- _DIRECTION_: Copy the records below exactly as they are written.
* BEGIN RECORDS FOR THE EXERCISE *
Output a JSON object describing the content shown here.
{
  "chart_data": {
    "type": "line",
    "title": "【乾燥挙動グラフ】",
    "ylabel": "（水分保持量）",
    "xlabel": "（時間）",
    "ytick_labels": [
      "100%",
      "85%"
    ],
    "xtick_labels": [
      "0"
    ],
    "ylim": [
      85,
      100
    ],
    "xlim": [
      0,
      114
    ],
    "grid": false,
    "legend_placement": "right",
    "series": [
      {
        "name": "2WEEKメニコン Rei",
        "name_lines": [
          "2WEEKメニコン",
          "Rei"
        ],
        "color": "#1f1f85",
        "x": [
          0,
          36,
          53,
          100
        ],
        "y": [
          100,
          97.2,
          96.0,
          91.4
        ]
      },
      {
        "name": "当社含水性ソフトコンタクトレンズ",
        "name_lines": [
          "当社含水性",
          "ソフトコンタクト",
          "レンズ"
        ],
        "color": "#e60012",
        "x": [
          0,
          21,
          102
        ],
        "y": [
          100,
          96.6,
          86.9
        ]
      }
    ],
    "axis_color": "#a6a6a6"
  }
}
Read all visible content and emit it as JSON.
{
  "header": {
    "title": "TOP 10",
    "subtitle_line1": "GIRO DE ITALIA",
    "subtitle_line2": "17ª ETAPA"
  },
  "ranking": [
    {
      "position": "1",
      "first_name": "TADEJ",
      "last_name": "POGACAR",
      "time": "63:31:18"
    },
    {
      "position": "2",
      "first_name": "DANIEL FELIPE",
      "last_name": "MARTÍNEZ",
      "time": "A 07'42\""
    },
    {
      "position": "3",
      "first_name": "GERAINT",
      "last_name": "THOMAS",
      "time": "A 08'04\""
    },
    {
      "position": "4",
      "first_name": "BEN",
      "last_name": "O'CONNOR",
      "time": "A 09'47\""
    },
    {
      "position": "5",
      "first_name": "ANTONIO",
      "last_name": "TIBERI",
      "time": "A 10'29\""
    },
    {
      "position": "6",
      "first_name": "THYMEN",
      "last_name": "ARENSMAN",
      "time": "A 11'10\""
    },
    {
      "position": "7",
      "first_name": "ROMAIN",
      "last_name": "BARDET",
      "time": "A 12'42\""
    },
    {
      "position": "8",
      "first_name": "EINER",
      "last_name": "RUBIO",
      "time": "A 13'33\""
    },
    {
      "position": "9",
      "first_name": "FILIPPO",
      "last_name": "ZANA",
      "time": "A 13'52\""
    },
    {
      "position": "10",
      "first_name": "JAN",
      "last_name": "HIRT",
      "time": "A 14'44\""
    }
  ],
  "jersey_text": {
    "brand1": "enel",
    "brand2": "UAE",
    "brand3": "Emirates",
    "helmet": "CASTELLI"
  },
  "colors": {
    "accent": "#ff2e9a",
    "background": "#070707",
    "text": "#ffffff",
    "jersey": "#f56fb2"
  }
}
* END RECORDS FOR THE EXERCISE *
- _ANSWER_:
Output a JSON object describing the content shown here.
{
  "chart_data": {
    "type": "line",
    "title": "【乾燥挙動グラフ】",
    "ylabel": "（水分保持量）",
    "xlabel": "（時間）",
    "ytick_labels": [
      "100%",
      "85%"
    ],
    "xtick_labels": [
      "0"
    ],
    "ylim": [
      85,
      100
    ],
    "xlim": [
      0,
      114
    ],
    "grid": false,
    "legend_placement": "right",
    "series": [
      {
        "name": "2WEEKメニコン Rei",
        "name_lines": [
          "2WEEKメニコン",
          "Rei"
        ],
        "color": "#1f1f85",
        "x": [
          0,
          36,
          53,
          100
        ],
        "y": [
          100,
          97.2,
          96.0,
          91.4
        ]
      },
      {
        "name": "当社含水性ソフトコンタクトレンズ",
        "name_lines": [
          "当社含水性",
          "ソフトコンタクト",
          "レンズ"
        ],
        "color": "#e60012",
        "x": [
          0,
          21,
          102
        ],
        "y": [
          100,
          96.6,
          86.9
        ]
      }
    ],
    "axis_color": "#a6a6a6"
  }
}
Read all visible content and emit it as JSON.
{
  "header": {
    "title": "TOP 10",
    "subtitle_line1": "GIRO DE ITALIA",
    "subtitle_line2": "17ª ETAPA"
  },
  "ranking": [
    {
      "position": "1",
      "first_name": "TADEJ",
      "last_name": "POGACAR",
      "time": "63:31:18"
    },
    {
      "position": "2",
      "first_name": "DANIEL FELIPE",
      "last_name": "MARTÍNEZ",
      "time": "A 07'42\""
    },
    {
      "position": "3",
      "first_name": "GERAINT",
      "last_name": "THOMAS",
      "time": "A 08'04\""
    },
    {
      "position": "4",
      "first_name": "BEN",
      "last_name": "O'CONNOR",
      "time": "A 09'47\""
    },
    {
      "position": "5",
      "first_name": "ANTONIO",
      "last_name": "TIBERI",
      "time": "A 10'29\""
    },
    {
      "position": "6",
      "first_name": "THYMEN",
      "last_name": "ARENSMAN",
      "time": "A 11'10\""
    },
    {
      "position": "7",
      "first_name": "ROMAIN",
      "last_name": "BARDET",
      "time": "A 12'42\""
    },
    {
      "position": "8",
      "first_name": "EINER",
      "last_name": "RUBIO",
      "time": "A 13'33\""
    },
    {
      "position": "9",
      "first_name": "FILIPPO",
      "last_name": "ZANA",
      "time": "A 13'52\""
    },
    {
      "position": "10",
      "first_name": "JAN",
      "last_name": "HIRT",
      "time": "A 14'44\""
    }
  ],
  "jersey_text": {
    "brand1": "enel",
    "brand2": "UAE",
    "brand3": "Emirates",
    "helmet": "CASTELLI"
  },
  "colors": {
    "accent": "#ff2e9a",
    "background": "#070707",
    "text": "#ffffff",
    "jersey": "#f56fb2"
  }
}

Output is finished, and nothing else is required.